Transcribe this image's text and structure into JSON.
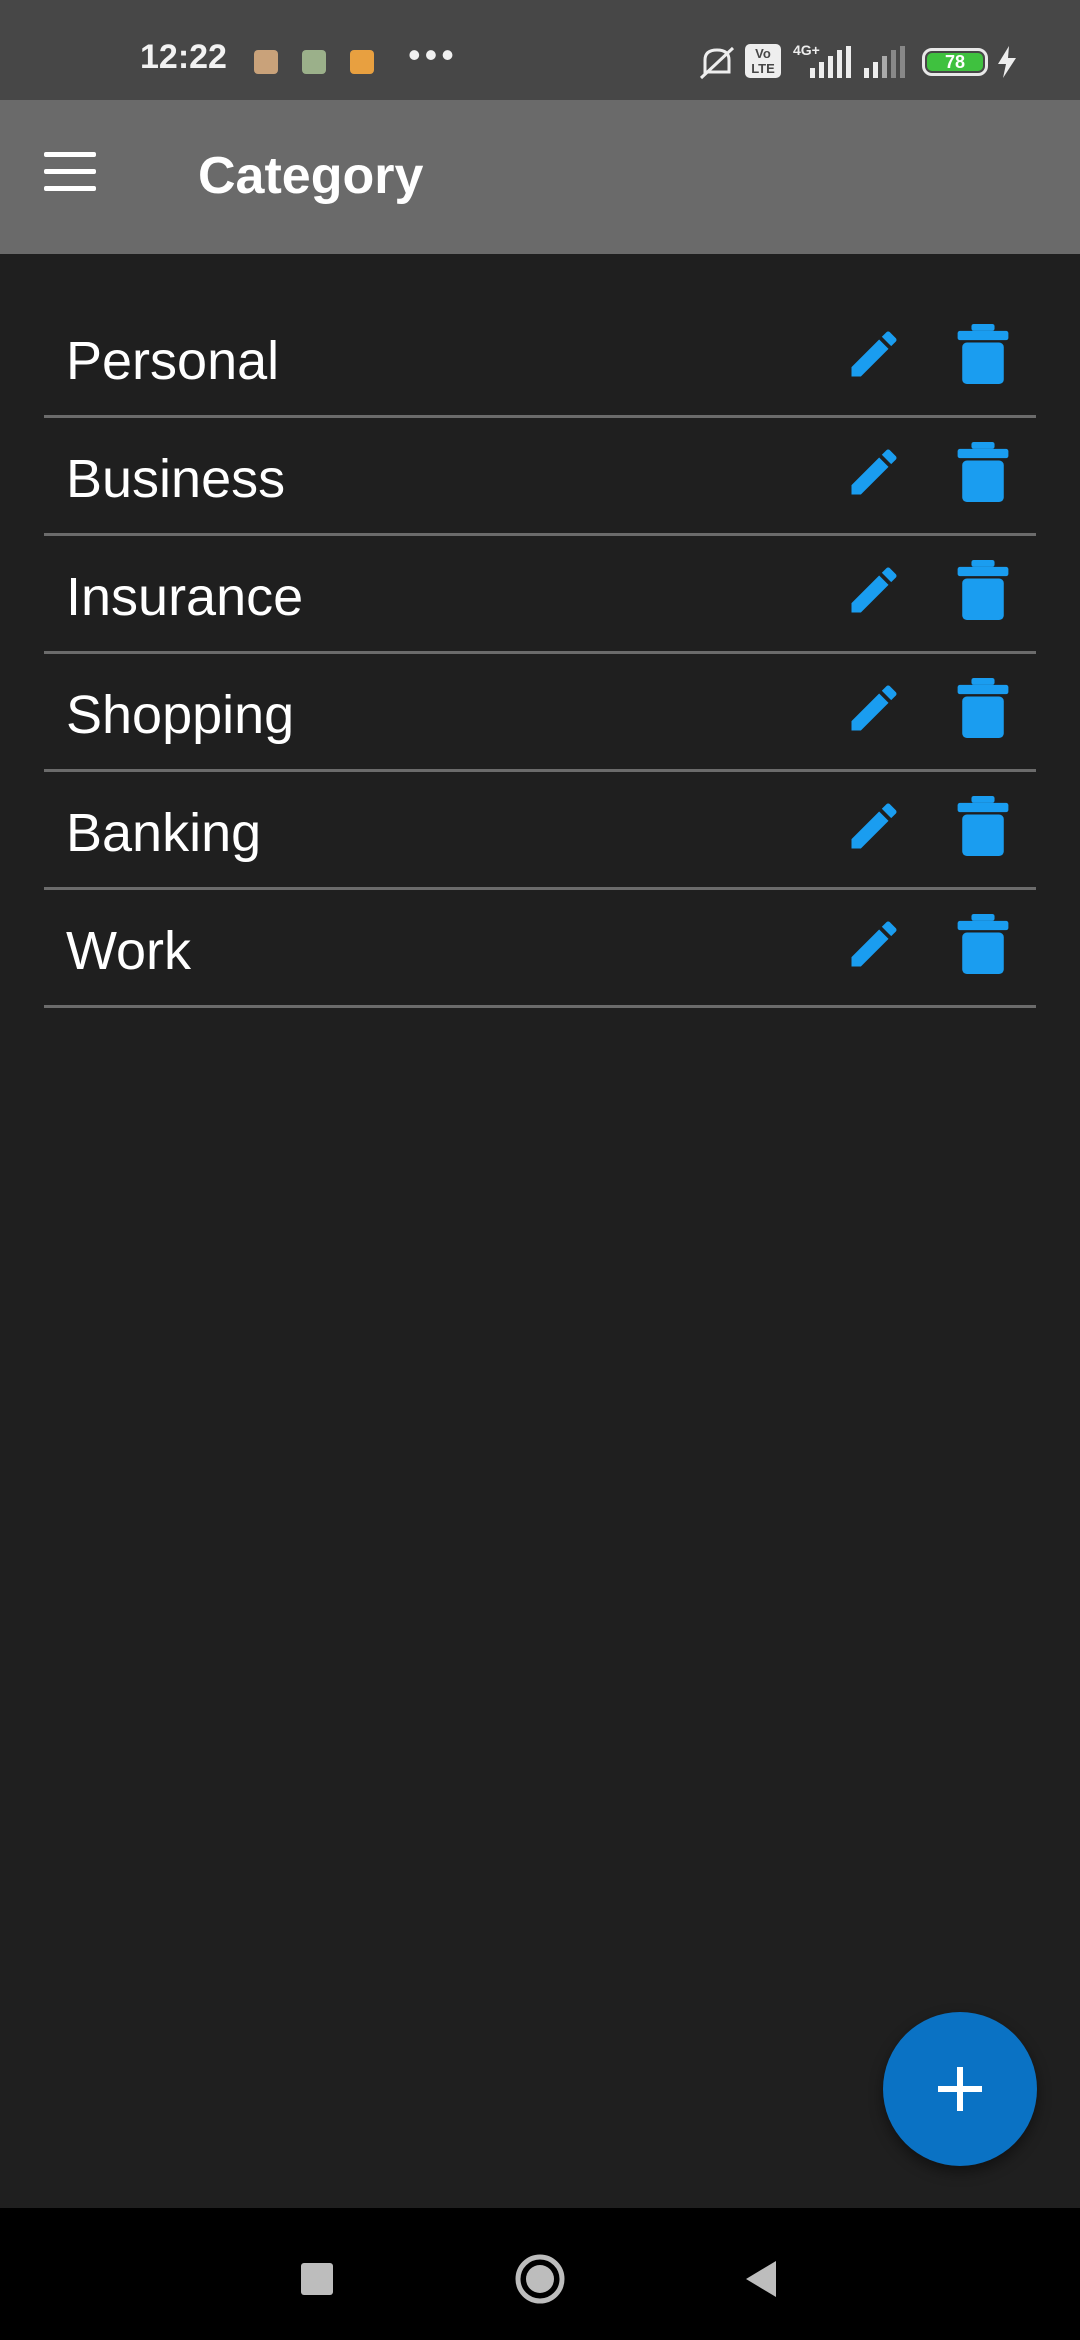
{
  "status_bar": {
    "time": "12:22",
    "more": "•••",
    "battery": "78",
    "network": "4G+",
    "volte_top": "Vo",
    "volte_bottom": "LTE"
  },
  "app_bar": {
    "title": "Category",
    "menu_icon": "hamburger-icon"
  },
  "categories": [
    {
      "label": "Personal"
    },
    {
      "label": "Business"
    },
    {
      "label": "Insurance"
    },
    {
      "label": "Shopping"
    },
    {
      "label": "Banking"
    },
    {
      "label": "Work"
    }
  ],
  "row_icons": {
    "edit": "pencil-icon",
    "delete": "trash-icon"
  },
  "fab": {
    "icon": "plus-icon"
  },
  "colors": {
    "accent": "#1a9df0",
    "fab": "#0a72c4",
    "app_bar": "#6a6a6a",
    "background": "#1f1f1f"
  }
}
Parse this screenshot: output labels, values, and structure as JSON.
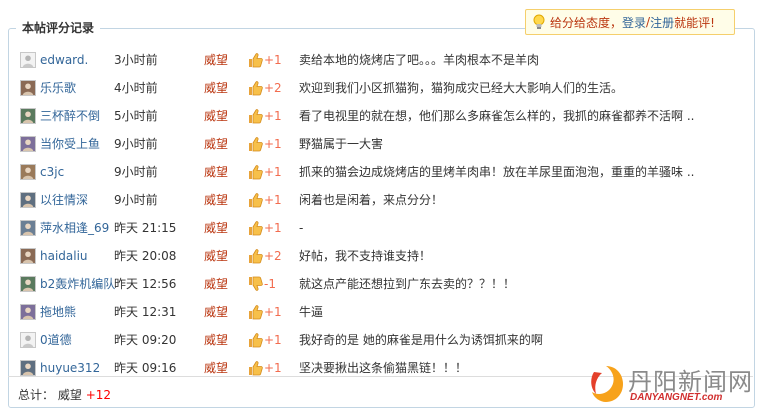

+---+

Copy the records above exactly, leaving out every picture.

=== Exercise solution ===
Transcribe this image's text and structure into JSON.
{
  "status_bar": {
    "time": "12:22",
    "more": "•••",
    "battery": "78",
    "network": "4G+",
    "volte_top": "Vo",
    "volte_bottom": "LTE"
  },
  "app_bar": {
    "title": "Category",
    "menu_icon": "hamburger-icon"
  },
  "categories": [
    {
      "label": "Personal"
    },
    {
      "label": "Business"
    },
    {
      "label": "Insurance"
    },
    {
      "label": "Shopping"
    },
    {
      "label": "Banking"
    },
    {
      "label": "Work"
    }
  ],
  "row_icons": {
    "edit": "pencil-icon",
    "delete": "trash-icon"
  },
  "fab": {
    "icon": "plus-icon"
  },
  "colors": {
    "accent": "#1a9df0",
    "fab": "#0a72c4",
    "app_bar": "#6a6a6a",
    "background": "#1f1f1f"
  }
}
Parse this screenshot: output labels, values, and structure as JSON.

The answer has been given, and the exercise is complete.